STATED EXERCISE – Copy each line exactly. Drop every picture.

DATA EXTRACT –
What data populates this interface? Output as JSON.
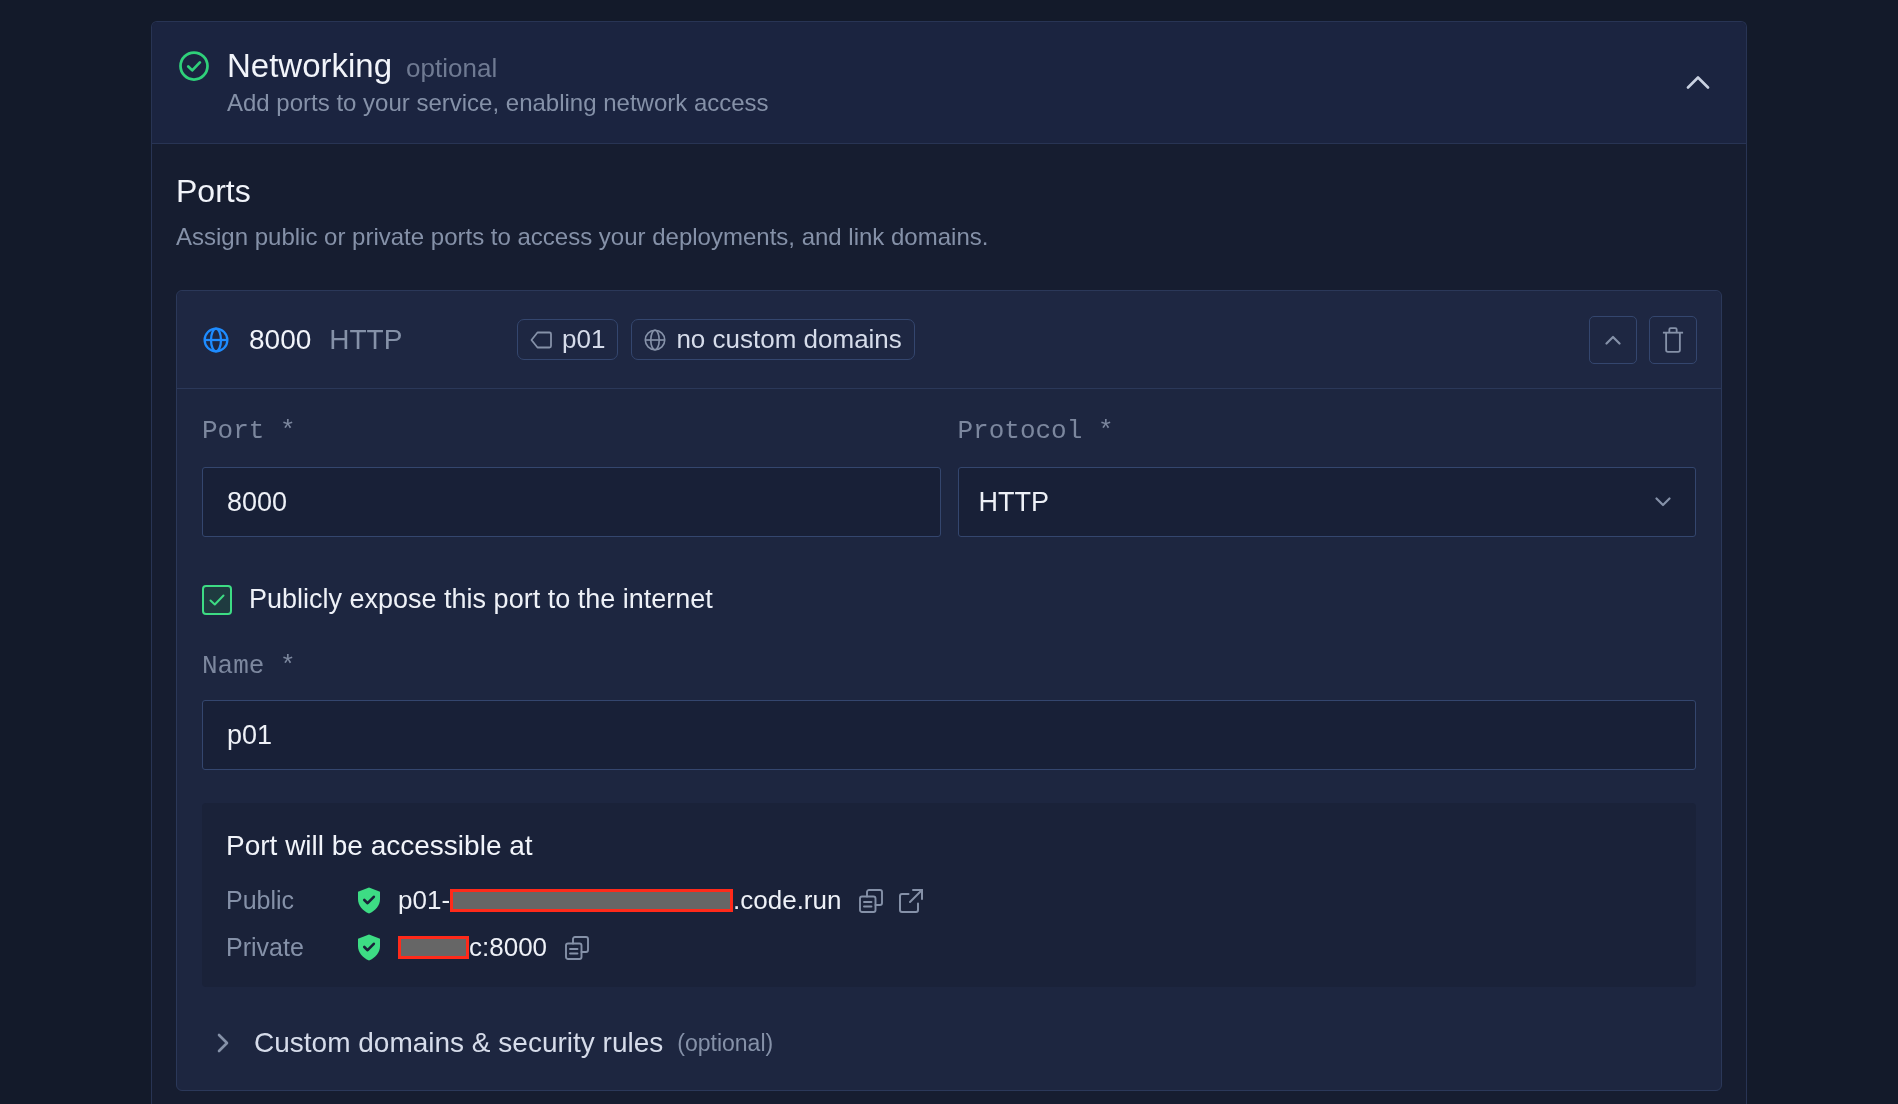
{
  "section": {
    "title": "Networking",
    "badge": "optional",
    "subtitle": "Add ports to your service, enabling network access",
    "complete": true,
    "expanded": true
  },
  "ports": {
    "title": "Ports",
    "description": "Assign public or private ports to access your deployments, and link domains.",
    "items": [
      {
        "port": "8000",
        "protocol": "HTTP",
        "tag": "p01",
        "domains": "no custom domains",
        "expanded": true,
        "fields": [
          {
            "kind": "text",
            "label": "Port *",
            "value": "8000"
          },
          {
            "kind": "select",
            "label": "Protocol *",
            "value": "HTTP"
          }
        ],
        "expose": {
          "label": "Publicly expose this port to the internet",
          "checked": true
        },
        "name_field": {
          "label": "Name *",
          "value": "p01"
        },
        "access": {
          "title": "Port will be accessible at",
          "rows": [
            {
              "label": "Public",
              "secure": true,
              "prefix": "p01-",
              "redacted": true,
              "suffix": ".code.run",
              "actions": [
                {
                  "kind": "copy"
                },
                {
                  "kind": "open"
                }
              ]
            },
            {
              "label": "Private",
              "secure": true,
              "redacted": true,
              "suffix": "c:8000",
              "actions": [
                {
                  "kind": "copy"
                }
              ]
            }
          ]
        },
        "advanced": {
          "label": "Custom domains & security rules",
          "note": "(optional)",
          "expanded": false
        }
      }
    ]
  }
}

ANSWER FOR THE TASK –
What data populates this interface? Output as JSON.
{
  "section": {
    "title": "Networking",
    "badge": "optional",
    "subtitle": "Add ports to your service, enabling network access",
    "complete": true,
    "expanded": true
  },
  "ports": {
    "title": "Ports",
    "description": "Assign public or private ports to access your deployments, and link domains.",
    "items": [
      {
        "port": "8000",
        "protocol": "HTTP",
        "tag": "p01",
        "domains": "no custom domains",
        "expanded": true,
        "fields": [
          {
            "kind": "text",
            "label": "Port *",
            "value": "8000"
          },
          {
            "kind": "select",
            "label": "Protocol *",
            "value": "HTTP"
          }
        ],
        "expose": {
          "label": "Publicly expose this port to the internet",
          "checked": true
        },
        "name_field": {
          "label": "Name *",
          "value": "p01"
        },
        "access": {
          "title": "Port will be accessible at",
          "rows": [
            {
              "label": "Public",
              "secure": true,
              "prefix": "p01-",
              "redacted": true,
              "suffix": ".code.run",
              "actions": [
                {
                  "kind": "copy"
                },
                {
                  "kind": "open"
                }
              ]
            },
            {
              "label": "Private",
              "secure": true,
              "redacted": true,
              "suffix": "c:8000",
              "actions": [
                {
                  "kind": "copy"
                }
              ]
            }
          ]
        },
        "advanced": {
          "label": "Custom domains & security rules",
          "note": "(optional)",
          "expanded": false
        }
      }
    ]
  }
}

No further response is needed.